=== Exercise requirements ===
Below are some records; reproduce every one of them exactly.

Dataset listings of figures

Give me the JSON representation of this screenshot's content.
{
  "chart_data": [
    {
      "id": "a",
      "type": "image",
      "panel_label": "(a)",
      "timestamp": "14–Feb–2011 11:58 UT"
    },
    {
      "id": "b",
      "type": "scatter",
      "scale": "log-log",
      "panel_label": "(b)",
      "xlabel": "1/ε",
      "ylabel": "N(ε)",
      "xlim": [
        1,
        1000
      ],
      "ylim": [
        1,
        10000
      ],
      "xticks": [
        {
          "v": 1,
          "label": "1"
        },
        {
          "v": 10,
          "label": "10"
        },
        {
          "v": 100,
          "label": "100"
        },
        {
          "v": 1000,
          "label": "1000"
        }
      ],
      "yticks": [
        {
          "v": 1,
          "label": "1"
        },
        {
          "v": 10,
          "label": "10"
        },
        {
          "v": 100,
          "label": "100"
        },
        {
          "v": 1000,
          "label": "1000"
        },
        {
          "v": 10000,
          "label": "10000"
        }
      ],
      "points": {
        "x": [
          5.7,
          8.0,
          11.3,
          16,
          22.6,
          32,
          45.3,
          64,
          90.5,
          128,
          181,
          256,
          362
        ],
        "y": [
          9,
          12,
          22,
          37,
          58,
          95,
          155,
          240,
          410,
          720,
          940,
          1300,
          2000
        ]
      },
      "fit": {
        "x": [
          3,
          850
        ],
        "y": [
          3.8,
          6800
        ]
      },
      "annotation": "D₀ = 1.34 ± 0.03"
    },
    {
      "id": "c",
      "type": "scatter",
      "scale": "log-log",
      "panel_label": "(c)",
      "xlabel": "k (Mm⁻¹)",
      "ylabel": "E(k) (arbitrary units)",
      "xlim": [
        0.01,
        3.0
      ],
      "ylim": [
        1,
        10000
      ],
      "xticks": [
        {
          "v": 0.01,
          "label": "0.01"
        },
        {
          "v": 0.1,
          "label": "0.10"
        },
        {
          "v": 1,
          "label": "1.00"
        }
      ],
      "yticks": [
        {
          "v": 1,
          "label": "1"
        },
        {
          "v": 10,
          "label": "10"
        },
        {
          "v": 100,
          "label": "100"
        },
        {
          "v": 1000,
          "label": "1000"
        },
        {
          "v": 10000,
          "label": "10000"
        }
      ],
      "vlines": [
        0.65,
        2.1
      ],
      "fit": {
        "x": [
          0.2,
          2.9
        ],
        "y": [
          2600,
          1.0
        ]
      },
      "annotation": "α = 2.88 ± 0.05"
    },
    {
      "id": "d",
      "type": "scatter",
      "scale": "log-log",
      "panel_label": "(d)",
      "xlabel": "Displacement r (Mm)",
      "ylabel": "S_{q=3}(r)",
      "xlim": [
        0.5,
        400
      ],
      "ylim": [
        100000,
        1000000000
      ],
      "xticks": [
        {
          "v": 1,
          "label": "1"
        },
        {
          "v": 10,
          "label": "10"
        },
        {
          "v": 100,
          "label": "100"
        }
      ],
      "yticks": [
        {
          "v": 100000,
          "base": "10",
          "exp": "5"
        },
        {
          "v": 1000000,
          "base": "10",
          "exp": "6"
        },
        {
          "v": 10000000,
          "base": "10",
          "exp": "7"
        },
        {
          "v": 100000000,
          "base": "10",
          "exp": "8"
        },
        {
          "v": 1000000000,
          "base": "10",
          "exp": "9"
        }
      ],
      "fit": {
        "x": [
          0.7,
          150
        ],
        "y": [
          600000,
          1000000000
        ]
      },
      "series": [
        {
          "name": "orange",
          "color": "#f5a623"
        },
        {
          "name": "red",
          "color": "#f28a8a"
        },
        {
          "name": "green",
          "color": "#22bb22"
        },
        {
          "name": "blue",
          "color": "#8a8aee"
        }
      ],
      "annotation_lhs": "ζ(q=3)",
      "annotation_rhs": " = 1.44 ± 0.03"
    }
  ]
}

=== Complete answer ===
Give me the JSON representation of this screenshot's content.
{
  "chart_data": [
    {
      "id": "a",
      "type": "image",
      "panel_label": "(a)",
      "timestamp": "14–Feb–2011 11:58 UT"
    },
    {
      "id": "b",
      "type": "scatter",
      "scale": "log-log",
      "panel_label": "(b)",
      "xlabel": "1/ε",
      "ylabel": "N(ε)",
      "xlim": [
        1,
        1000
      ],
      "ylim": [
        1,
        10000
      ],
      "xticks": [
        {
          "v": 1,
          "label": "1"
        },
        {
          "v": 10,
          "label": "10"
        },
        {
          "v": 100,
          "label": "100"
        },
        {
          "v": 1000,
          "label": "1000"
        }
      ],
      "yticks": [
        {
          "v": 1,
          "label": "1"
        },
        {
          "v": 10,
          "label": "10"
        },
        {
          "v": 100,
          "label": "100"
        },
        {
          "v": 1000,
          "label": "1000"
        },
        {
          "v": 10000,
          "label": "10000"
        }
      ],
      "points": {
        "x": [
          5.7,
          8.0,
          11.3,
          16,
          22.6,
          32,
          45.3,
          64,
          90.5,
          128,
          181,
          256,
          362
        ],
        "y": [
          9,
          12,
          22,
          37,
          58,
          95,
          155,
          240,
          410,
          720,
          940,
          1300,
          2000
        ]
      },
      "fit": {
        "x": [
          3,
          850
        ],
        "y": [
          3.8,
          6800
        ]
      },
      "annotation": "D₀ = 1.34 ± 0.03"
    },
    {
      "id": "c",
      "type": "scatter",
      "scale": "log-log",
      "panel_label": "(c)",
      "xlabel": "k (Mm⁻¹)",
      "ylabel": "E(k) (arbitrary units)",
      "xlim": [
        0.01,
        3.0
      ],
      "ylim": [
        1,
        10000
      ],
      "xticks": [
        {
          "v": 0.01,
          "label": "0.01"
        },
        {
          "v": 0.1,
          "label": "0.10"
        },
        {
          "v": 1,
          "label": "1.00"
        }
      ],
      "yticks": [
        {
          "v": 1,
          "label": "1"
        },
        {
          "v": 10,
          "label": "10"
        },
        {
          "v": 100,
          "label": "100"
        },
        {
          "v": 1000,
          "label": "1000"
        },
        {
          "v": 10000,
          "label": "10000"
        }
      ],
      "vlines": [
        0.65,
        2.1
      ],
      "fit": {
        "x": [
          0.2,
          2.9
        ],
        "y": [
          2600,
          1.0
        ]
      },
      "annotation": "α = 2.88 ± 0.05"
    },
    {
      "id": "d",
      "type": "scatter",
      "scale": "log-log",
      "panel_label": "(d)",
      "xlabel": "Displacement r (Mm)",
      "ylabel": "S_{q=3}(r)",
      "xlim": [
        0.5,
        400
      ],
      "ylim": [
        100000,
        1000000000
      ],
      "xticks": [
        {
          "v": 1,
          "label": "1"
        },
        {
          "v": 10,
          "label": "10"
        },
        {
          "v": 100,
          "label": "100"
        }
      ],
      "yticks": [
        {
          "v": 100000,
          "base": "10",
          "exp": "5"
        },
        {
          "v": 1000000,
          "base": "10",
          "exp": "6"
        },
        {
          "v": 10000000,
          "base": "10",
          "exp": "7"
        },
        {
          "v": 100000000,
          "base": "10",
          "exp": "8"
        },
        {
          "v": 1000000000,
          "base": "10",
          "exp": "9"
        }
      ],
      "fit": {
        "x": [
          0.7,
          150
        ],
        "y": [
          600000,
          1000000000
        ]
      },
      "series": [
        {
          "name": "orange",
          "color": "#f5a623"
        },
        {
          "name": "red",
          "color": "#f28a8a"
        },
        {
          "name": "green",
          "color": "#22bb22"
        },
        {
          "name": "blue",
          "color": "#8a8aee"
        }
      ],
      "annotation_lhs": "ζ(q=3)",
      "annotation_rhs": " = 1.44 ± 0.03"
    }
  ]
}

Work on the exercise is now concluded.